__Provided records__.
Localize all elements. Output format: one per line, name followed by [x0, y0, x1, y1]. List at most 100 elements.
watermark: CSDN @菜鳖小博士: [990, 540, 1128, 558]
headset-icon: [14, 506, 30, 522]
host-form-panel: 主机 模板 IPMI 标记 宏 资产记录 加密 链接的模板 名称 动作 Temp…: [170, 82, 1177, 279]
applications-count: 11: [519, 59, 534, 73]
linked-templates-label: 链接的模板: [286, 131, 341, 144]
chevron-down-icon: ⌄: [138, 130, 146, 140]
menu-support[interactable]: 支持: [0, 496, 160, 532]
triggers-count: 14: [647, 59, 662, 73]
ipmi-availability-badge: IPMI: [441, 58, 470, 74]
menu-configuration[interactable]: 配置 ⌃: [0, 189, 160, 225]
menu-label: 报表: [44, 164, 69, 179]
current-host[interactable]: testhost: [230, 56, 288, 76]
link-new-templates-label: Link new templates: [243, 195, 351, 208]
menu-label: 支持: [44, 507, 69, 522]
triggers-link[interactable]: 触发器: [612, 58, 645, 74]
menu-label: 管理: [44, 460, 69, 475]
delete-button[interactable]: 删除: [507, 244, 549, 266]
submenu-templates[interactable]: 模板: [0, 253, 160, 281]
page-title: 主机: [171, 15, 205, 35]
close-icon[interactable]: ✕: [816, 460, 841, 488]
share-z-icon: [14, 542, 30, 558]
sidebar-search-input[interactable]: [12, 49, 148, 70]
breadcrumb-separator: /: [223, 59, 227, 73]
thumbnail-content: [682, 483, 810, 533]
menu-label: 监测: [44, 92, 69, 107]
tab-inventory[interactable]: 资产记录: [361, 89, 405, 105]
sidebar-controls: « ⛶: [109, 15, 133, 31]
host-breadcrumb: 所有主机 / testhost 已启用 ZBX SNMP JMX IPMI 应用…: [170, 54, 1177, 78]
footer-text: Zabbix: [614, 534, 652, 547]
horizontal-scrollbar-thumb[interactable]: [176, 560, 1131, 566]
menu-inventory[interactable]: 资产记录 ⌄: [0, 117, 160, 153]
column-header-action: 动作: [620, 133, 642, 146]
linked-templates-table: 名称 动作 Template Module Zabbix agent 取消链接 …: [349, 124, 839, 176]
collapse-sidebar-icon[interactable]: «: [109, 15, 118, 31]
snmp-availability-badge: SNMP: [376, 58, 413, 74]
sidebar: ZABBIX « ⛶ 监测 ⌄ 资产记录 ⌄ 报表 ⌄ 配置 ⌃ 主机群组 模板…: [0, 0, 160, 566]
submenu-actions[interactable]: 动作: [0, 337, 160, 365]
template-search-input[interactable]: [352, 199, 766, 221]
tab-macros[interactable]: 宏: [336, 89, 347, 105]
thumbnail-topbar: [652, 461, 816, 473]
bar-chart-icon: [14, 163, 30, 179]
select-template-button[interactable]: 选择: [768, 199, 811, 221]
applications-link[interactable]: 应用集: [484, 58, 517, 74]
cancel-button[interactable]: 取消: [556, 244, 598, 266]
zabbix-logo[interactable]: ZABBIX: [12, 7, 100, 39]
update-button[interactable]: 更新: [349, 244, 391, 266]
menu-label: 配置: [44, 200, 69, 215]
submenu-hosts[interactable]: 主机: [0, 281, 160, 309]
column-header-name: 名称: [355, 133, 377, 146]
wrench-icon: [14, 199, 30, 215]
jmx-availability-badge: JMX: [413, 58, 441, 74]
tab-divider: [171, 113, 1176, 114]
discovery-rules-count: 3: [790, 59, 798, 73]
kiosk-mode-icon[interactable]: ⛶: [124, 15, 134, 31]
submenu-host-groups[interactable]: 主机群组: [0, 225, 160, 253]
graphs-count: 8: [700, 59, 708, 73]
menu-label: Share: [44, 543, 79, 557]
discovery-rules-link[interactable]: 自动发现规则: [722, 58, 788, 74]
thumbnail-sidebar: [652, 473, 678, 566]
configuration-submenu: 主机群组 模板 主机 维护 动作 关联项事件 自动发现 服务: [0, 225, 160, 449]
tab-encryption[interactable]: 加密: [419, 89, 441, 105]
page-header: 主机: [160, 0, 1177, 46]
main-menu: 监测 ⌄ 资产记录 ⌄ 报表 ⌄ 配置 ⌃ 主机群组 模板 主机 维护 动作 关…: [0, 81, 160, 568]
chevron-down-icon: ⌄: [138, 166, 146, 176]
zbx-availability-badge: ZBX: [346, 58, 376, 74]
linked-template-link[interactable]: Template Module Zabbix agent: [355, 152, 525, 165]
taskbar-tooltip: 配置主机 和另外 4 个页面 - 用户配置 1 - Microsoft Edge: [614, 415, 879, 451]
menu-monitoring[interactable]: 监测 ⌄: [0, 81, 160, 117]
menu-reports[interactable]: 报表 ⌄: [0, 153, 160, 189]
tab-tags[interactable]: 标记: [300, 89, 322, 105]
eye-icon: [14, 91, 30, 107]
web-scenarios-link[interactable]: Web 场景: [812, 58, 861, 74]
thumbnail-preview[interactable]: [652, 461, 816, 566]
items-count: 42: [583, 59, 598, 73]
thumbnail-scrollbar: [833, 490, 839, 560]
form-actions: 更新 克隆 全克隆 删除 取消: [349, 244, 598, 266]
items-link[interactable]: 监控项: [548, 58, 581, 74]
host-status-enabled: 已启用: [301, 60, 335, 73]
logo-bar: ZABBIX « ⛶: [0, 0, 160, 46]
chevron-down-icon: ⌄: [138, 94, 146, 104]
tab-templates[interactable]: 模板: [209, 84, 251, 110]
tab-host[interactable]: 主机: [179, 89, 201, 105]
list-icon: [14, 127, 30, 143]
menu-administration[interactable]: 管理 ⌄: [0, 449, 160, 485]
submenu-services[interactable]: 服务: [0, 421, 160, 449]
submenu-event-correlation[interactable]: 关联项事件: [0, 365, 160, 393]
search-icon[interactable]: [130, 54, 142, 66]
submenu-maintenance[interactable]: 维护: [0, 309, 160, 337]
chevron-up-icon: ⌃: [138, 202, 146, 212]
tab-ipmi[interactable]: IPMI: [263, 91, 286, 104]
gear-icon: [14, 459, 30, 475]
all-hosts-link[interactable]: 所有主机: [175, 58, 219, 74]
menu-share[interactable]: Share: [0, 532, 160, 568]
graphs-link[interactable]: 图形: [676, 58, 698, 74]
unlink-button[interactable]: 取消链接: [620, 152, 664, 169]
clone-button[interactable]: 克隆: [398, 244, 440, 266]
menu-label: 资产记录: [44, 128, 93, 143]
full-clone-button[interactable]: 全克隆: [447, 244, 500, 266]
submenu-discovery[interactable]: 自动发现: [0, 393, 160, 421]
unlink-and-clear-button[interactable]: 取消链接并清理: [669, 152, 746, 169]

__What is asked__. Reproduce every line of the records above word for word, with no changes.

__Answer to this task__.
Localize all elements. Output format: one per line, name followed by [x0, y0, x1, y1]. List at most 100 elements.
watermark: CSDN @菜鳖小博士: [990, 540, 1128, 558]
headset-icon: [14, 506, 30, 522]
host-form-panel: 主机 模板 IPMI 标记 宏 资产记录 加密 链接的模板 名称 动作 Temp…: [170, 82, 1177, 279]
applications-count: 11: [519, 59, 534, 73]
linked-templates-label: 链接的模板: [286, 131, 341, 144]
chevron-down-icon: ⌄: [138, 130, 146, 140]
menu-support[interactable]: 支持: [0, 496, 160, 532]
triggers-count: 14: [647, 59, 662, 73]
ipmi-availability-badge: IPMI: [441, 58, 470, 74]
menu-configuration[interactable]: 配置 ⌃: [0, 189, 160, 225]
menu-label: 报表: [44, 164, 69, 179]
current-host[interactable]: testhost: [230, 56, 288, 76]
link-new-templates-label: Link new templates: [243, 195, 351, 208]
menu-label: 支持: [44, 507, 69, 522]
triggers-link[interactable]: 触发器: [612, 58, 645, 74]
menu-label: 管理: [44, 460, 69, 475]
delete-button[interactable]: 删除: [507, 244, 549, 266]
submenu-templates[interactable]: 模板: [0, 253, 160, 281]
page-title: 主机: [171, 15, 205, 35]
close-icon[interactable]: ✕: [816, 460, 841, 488]
share-z-icon: [14, 542, 30, 558]
sidebar-search-input[interactable]: [12, 49, 148, 70]
breadcrumb-separator: /: [223, 59, 227, 73]
thumbnail-content: [682, 483, 810, 533]
menu-label: 监测: [44, 92, 69, 107]
tab-inventory[interactable]: 资产记录: [361, 89, 405, 105]
sidebar-controls: « ⛶: [109, 15, 133, 31]
host-breadcrumb: 所有主机 / testhost 已启用 ZBX SNMP JMX IPMI 应用…: [170, 54, 1177, 78]
footer-text: Zabbix: [614, 534, 652, 547]
horizontal-scrollbar-thumb[interactable]: [176, 560, 1131, 566]
menu-inventory[interactable]: 资产记录 ⌄: [0, 117, 160, 153]
column-header-action: 动作: [620, 133, 642, 146]
linked-templates-table: 名称 动作 Template Module Zabbix agent 取消链接 …: [349, 124, 839, 176]
collapse-sidebar-icon[interactable]: «: [109, 15, 118, 31]
snmp-availability-badge: SNMP: [376, 58, 413, 74]
sidebar: ZABBIX « ⛶ 监测 ⌄ 资产记录 ⌄ 报表 ⌄ 配置 ⌃ 主机群组 模板…: [0, 0, 160, 566]
submenu-actions[interactable]: 动作: [0, 337, 160, 365]
template-search-input[interactable]: [352, 199, 766, 221]
tab-macros[interactable]: 宏: [336, 89, 347, 105]
thumbnail-topbar: [652, 461, 816, 473]
bar-chart-icon: [14, 163, 30, 179]
select-template-button[interactable]: 选择: [768, 199, 811, 221]
applications-link[interactable]: 应用集: [484, 58, 517, 74]
cancel-button[interactable]: 取消: [556, 244, 598, 266]
zabbix-logo[interactable]: ZABBIX: [12, 7, 100, 39]
update-button[interactable]: 更新: [349, 244, 391, 266]
menu-label: 配置: [44, 200, 69, 215]
submenu-hosts[interactable]: 主机: [0, 281, 160, 309]
column-header-name: 名称: [355, 133, 377, 146]
wrench-icon: [14, 199, 30, 215]
jmx-availability-badge: JMX: [413, 58, 441, 74]
tab-divider: [171, 113, 1176, 114]
discovery-rules-count: 3: [790, 59, 798, 73]
kiosk-mode-icon[interactable]: ⛶: [124, 15, 134, 31]
submenu-host-groups[interactable]: 主机群组: [0, 225, 160, 253]
graphs-count: 8: [700, 59, 708, 73]
menu-label: Share: [44, 543, 79, 557]
discovery-rules-link[interactable]: 自动发现规则: [722, 58, 788, 74]
thumbnail-sidebar: [652, 473, 678, 566]
configuration-submenu: 主机群组 模板 主机 维护 动作 关联项事件 自动发现 服务: [0, 225, 160, 449]
tab-encryption[interactable]: 加密: [419, 89, 441, 105]
page-header: 主机: [160, 0, 1177, 46]
main-menu: 监测 ⌄ 资产记录 ⌄ 报表 ⌄ 配置 ⌃ 主机群组 模板 主机 维护 动作 关…: [0, 81, 160, 568]
chevron-down-icon: ⌄: [138, 166, 146, 176]
zbx-availability-badge: ZBX: [346, 58, 376, 74]
linked-template-link[interactable]: Template Module Zabbix agent: [355, 152, 525, 165]
taskbar-tooltip: 配置主机 和另外 4 个页面 - 用户配置 1 - Microsoft Edge: [614, 415, 879, 451]
menu-monitoring[interactable]: 监测 ⌄: [0, 81, 160, 117]
menu-reports[interactable]: 报表 ⌄: [0, 153, 160, 189]
tab-tags[interactable]: 标记: [300, 89, 322, 105]
eye-icon: [14, 91, 30, 107]
web-scenarios-link[interactable]: Web 场景: [812, 58, 861, 74]
thumbnail-preview[interactable]: [652, 461, 816, 566]
items-count: 42: [583, 59, 598, 73]
thumbnail-scrollbar: [833, 490, 839, 560]
form-actions: 更新 克隆 全克隆 删除 取消: [349, 244, 598, 266]
items-link[interactable]: 监控项: [548, 58, 581, 74]
host-status-enabled: 已启用: [301, 60, 335, 73]
logo-bar: ZABBIX « ⛶: [0, 0, 160, 46]
chevron-down-icon: ⌄: [138, 94, 146, 104]
tab-templates[interactable]: 模板: [209, 84, 251, 110]
tab-host[interactable]: 主机: [179, 89, 201, 105]
list-icon: [14, 127, 30, 143]
menu-administration[interactable]: 管理 ⌄: [0, 449, 160, 485]
submenu-services[interactable]: 服务: [0, 421, 160, 449]
submenu-event-correlation[interactable]: 关联项事件: [0, 365, 160, 393]
search-icon[interactable]: [130, 54, 142, 66]
submenu-maintenance[interactable]: 维护: [0, 309, 160, 337]
chevron-up-icon: ⌃: [138, 202, 146, 212]
tab-ipmi[interactable]: IPMI: [263, 91, 286, 104]
gear-icon: [14, 459, 30, 475]
all-hosts-link[interactable]: 所有主机: [175, 58, 219, 74]
menu-share[interactable]: Share: [0, 532, 160, 568]
graphs-link[interactable]: 图形: [676, 58, 698, 74]
unlink-button[interactable]: 取消链接: [620, 152, 664, 169]
clone-button[interactable]: 克隆: [398, 244, 440, 266]
menu-label: 资产记录: [44, 128, 93, 143]
full-clone-button[interactable]: 全克隆: [447, 244, 500, 266]
submenu-discovery[interactable]: 自动发现: [0, 393, 160, 421]
unlink-and-clear-button[interactable]: 取消链接并清理: [669, 152, 746, 169]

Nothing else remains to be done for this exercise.